Records excerpted from a collection
________________________________________

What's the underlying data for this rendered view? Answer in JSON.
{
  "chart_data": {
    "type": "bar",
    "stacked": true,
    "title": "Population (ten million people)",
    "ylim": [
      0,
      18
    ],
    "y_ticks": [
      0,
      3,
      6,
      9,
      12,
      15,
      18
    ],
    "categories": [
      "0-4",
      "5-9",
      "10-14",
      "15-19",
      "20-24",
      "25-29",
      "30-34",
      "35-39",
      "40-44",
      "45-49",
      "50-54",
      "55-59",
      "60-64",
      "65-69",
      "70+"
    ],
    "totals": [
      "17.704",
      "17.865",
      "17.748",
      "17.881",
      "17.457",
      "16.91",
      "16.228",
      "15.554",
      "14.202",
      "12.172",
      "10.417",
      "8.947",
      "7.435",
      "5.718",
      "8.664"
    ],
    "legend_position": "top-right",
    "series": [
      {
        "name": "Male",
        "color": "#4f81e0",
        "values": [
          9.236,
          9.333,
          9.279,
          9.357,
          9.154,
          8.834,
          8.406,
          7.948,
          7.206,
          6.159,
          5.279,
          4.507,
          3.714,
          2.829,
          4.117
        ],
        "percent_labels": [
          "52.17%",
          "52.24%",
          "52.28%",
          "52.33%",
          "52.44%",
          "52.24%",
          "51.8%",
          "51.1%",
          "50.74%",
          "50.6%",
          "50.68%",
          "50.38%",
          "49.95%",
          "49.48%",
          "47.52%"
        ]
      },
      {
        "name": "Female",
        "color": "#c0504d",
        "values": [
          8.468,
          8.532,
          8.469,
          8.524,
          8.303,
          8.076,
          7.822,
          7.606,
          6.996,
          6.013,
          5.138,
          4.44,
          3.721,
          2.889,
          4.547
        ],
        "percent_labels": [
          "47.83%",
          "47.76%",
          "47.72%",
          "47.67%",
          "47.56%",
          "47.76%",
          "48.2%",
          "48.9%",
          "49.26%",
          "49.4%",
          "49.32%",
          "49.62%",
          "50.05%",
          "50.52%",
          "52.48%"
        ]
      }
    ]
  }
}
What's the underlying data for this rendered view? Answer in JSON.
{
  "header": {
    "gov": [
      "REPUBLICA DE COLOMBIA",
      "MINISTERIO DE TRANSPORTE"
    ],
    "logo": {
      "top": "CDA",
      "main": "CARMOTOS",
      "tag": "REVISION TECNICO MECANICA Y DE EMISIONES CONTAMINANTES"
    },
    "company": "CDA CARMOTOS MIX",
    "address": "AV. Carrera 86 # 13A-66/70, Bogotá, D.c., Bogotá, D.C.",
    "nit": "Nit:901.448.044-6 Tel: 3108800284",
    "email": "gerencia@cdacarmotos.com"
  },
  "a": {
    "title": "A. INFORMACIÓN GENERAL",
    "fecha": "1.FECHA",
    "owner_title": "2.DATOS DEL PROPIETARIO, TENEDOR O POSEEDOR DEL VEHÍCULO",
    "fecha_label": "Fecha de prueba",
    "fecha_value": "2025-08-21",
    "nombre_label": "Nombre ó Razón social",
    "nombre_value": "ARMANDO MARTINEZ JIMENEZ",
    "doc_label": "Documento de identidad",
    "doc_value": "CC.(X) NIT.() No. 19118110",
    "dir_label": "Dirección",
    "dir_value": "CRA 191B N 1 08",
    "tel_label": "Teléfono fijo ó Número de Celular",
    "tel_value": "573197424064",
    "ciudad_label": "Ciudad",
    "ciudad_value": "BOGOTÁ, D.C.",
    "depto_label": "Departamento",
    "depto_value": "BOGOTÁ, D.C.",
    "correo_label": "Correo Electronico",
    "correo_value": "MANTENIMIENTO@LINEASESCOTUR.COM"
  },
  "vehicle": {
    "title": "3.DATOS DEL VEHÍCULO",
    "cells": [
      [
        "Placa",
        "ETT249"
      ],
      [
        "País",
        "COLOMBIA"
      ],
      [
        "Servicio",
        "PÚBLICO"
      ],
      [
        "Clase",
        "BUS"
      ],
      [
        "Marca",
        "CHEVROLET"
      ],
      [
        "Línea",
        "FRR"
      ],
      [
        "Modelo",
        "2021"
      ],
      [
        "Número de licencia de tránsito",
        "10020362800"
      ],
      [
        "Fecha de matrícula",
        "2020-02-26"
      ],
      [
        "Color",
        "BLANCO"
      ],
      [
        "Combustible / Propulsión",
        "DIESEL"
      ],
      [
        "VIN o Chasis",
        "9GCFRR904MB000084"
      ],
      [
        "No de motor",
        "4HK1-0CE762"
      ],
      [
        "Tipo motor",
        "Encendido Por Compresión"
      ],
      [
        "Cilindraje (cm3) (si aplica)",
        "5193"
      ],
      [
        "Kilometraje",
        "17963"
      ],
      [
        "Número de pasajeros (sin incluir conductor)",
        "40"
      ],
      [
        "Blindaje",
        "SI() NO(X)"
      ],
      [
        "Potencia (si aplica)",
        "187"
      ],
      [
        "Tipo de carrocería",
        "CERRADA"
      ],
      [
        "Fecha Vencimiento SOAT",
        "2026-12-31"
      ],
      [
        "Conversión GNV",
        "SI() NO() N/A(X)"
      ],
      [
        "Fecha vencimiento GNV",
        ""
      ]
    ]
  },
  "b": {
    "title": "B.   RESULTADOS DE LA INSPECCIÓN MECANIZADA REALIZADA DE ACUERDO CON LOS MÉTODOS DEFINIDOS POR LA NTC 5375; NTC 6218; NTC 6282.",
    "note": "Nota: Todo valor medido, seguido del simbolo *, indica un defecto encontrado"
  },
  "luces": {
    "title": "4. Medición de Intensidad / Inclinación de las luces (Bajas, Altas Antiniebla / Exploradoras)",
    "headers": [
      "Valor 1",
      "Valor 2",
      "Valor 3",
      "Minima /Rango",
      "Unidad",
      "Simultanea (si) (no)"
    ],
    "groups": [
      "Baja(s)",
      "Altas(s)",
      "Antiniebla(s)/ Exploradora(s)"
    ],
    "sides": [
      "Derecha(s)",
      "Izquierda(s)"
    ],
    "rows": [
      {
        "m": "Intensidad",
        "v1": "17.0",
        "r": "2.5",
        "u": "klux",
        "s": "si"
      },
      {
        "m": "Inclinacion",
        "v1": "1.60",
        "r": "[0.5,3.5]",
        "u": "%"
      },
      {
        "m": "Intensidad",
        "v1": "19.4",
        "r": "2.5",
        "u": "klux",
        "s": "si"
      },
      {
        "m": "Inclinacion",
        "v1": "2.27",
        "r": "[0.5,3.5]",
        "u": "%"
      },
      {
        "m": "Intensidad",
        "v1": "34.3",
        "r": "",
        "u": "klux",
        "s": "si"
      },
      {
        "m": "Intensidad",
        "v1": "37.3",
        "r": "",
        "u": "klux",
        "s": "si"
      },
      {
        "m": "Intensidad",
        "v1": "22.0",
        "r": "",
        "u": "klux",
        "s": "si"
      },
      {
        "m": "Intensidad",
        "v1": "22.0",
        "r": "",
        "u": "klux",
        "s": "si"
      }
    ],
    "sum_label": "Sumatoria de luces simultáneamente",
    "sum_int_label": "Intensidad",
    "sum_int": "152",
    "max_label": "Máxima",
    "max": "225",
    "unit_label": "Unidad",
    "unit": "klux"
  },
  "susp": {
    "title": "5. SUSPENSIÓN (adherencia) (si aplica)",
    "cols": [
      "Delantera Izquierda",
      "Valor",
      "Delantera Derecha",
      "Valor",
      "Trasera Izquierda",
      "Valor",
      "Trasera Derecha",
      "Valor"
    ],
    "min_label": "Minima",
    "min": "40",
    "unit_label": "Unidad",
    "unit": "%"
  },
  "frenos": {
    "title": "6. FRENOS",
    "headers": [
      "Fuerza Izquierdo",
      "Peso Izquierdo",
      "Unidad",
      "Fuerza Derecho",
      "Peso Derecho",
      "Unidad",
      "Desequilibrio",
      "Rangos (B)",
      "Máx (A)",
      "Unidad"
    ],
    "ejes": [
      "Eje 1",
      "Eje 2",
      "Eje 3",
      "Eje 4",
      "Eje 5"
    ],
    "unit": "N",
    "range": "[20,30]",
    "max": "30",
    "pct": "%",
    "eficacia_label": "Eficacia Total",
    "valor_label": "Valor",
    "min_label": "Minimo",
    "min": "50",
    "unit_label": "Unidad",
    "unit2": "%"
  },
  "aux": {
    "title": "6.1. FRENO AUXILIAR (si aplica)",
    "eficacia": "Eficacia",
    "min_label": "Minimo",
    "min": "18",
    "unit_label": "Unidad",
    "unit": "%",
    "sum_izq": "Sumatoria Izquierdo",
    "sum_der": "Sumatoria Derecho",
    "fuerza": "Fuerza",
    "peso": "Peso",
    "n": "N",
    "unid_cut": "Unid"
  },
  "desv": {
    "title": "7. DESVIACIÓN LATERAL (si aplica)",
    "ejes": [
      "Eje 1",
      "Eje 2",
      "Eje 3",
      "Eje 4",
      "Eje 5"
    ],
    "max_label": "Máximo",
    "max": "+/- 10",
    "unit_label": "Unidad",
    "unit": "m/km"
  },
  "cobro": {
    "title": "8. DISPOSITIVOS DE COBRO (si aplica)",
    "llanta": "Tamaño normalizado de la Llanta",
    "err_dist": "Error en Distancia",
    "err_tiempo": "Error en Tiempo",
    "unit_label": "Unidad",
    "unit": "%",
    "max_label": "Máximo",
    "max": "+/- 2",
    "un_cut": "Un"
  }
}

________________________________________

◆ Exercise aim:
Identify the lines above with the word "aplica". Copy them.

◆ Finished answer:
        "Cilindraje (cm3) (si aplica)",
        "Potencia (si aplica)",
    "title": "5. SUSPENSIÓN (adherencia) (si aplica)",
    "title": "6.1. FRENO AUXILIAR (si aplica)",
    "title": "7. DESVIACIÓN LATERAL (si aplica)",
    "title": "8. DISPOSITIVOS DE COBRO (si aplica)",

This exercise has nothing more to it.